Brief >> Every line below should be repeated exactly.

Items >>
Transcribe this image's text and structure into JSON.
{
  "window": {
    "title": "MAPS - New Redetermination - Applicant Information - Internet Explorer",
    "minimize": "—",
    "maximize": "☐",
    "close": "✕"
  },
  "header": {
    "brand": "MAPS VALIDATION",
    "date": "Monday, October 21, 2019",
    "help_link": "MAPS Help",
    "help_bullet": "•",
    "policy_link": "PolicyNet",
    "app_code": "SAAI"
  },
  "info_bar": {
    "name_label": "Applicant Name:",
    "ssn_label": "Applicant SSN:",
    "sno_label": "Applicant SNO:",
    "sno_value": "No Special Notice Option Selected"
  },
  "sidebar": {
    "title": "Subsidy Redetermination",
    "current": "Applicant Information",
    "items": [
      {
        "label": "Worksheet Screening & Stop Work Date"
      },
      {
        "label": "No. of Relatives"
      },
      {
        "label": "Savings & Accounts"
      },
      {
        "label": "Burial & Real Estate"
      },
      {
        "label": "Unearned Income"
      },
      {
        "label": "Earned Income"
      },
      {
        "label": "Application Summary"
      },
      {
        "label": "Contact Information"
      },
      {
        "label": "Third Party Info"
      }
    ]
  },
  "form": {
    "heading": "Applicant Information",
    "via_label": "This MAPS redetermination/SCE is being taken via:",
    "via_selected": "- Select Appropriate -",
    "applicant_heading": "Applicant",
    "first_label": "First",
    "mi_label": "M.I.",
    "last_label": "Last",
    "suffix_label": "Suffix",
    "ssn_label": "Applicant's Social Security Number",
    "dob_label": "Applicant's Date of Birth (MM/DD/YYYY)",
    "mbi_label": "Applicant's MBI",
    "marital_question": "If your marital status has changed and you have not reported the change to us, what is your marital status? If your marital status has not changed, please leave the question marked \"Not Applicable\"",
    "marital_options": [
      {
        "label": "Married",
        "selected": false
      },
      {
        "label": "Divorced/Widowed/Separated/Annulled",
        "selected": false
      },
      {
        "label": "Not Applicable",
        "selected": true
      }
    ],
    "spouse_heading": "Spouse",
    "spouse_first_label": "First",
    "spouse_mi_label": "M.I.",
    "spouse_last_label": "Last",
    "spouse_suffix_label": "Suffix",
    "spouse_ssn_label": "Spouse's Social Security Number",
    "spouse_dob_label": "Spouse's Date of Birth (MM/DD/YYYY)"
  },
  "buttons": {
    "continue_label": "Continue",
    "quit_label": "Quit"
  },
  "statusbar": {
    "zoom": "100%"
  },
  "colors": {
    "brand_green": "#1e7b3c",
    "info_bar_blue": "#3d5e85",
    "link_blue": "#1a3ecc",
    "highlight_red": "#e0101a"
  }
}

Complete output >>
Transcribe this image's text and structure into JSON.
{
  "window": {
    "title": "MAPS - New Redetermination - Applicant Information - Internet Explorer",
    "minimize": "—",
    "maximize": "☐",
    "close": "✕"
  },
  "header": {
    "brand": "MAPS VALIDATION",
    "date": "Monday, October 21, 2019",
    "help_link": "MAPS Help",
    "help_bullet": "•",
    "policy_link": "PolicyNet",
    "app_code": "SAAI"
  },
  "info_bar": {
    "name_label": "Applicant Name:",
    "ssn_label": "Applicant SSN:",
    "sno_label": "Applicant SNO:",
    "sno_value": "No Special Notice Option Selected"
  },
  "sidebar": {
    "title": "Subsidy Redetermination",
    "current": "Applicant Information",
    "items": [
      {
        "label": "Worksheet Screening & Stop Work Date"
      },
      {
        "label": "No. of Relatives"
      },
      {
        "label": "Savings & Accounts"
      },
      {
        "label": "Burial & Real Estate"
      },
      {
        "label": "Unearned Income"
      },
      {
        "label": "Earned Income"
      },
      {
        "label": "Application Summary"
      },
      {
        "label": "Contact Information"
      },
      {
        "label": "Third Party Info"
      }
    ]
  },
  "form": {
    "heading": "Applicant Information",
    "via_label": "This MAPS redetermination/SCE is being taken via:",
    "via_selected": "- Select Appropriate -",
    "applicant_heading": "Applicant",
    "first_label": "First",
    "mi_label": "M.I.",
    "last_label": "Last",
    "suffix_label": "Suffix",
    "ssn_label": "Applicant's Social Security Number",
    "dob_label": "Applicant's Date of Birth (MM/DD/YYYY)",
    "mbi_label": "Applicant's MBI",
    "marital_question": "If your marital status has changed and you have not reported the change to us, what is your marital status? If your marital status has not changed, please leave the question marked \"Not Applicable\"",
    "marital_options": [
      {
        "label": "Married",
        "selected": false
      },
      {
        "label": "Divorced/Widowed/Separated/Annulled",
        "selected": false
      },
      {
        "label": "Not Applicable",
        "selected": true
      }
    ],
    "spouse_heading": "Spouse",
    "spouse_first_label": "First",
    "spouse_mi_label": "M.I.",
    "spouse_last_label": "Last",
    "spouse_suffix_label": "Suffix",
    "spouse_ssn_label": "Spouse's Social Security Number",
    "spouse_dob_label": "Spouse's Date of Birth (MM/DD/YYYY)"
  },
  "buttons": {
    "continue_label": "Continue",
    "quit_label": "Quit"
  },
  "statusbar": {
    "zoom": "100%"
  },
  "colors": {
    "brand_green": "#1e7b3c",
    "info_bar_blue": "#3d5e85",
    "link_blue": "#1a3ecc",
    "highlight_red": "#e0101a"
  }
}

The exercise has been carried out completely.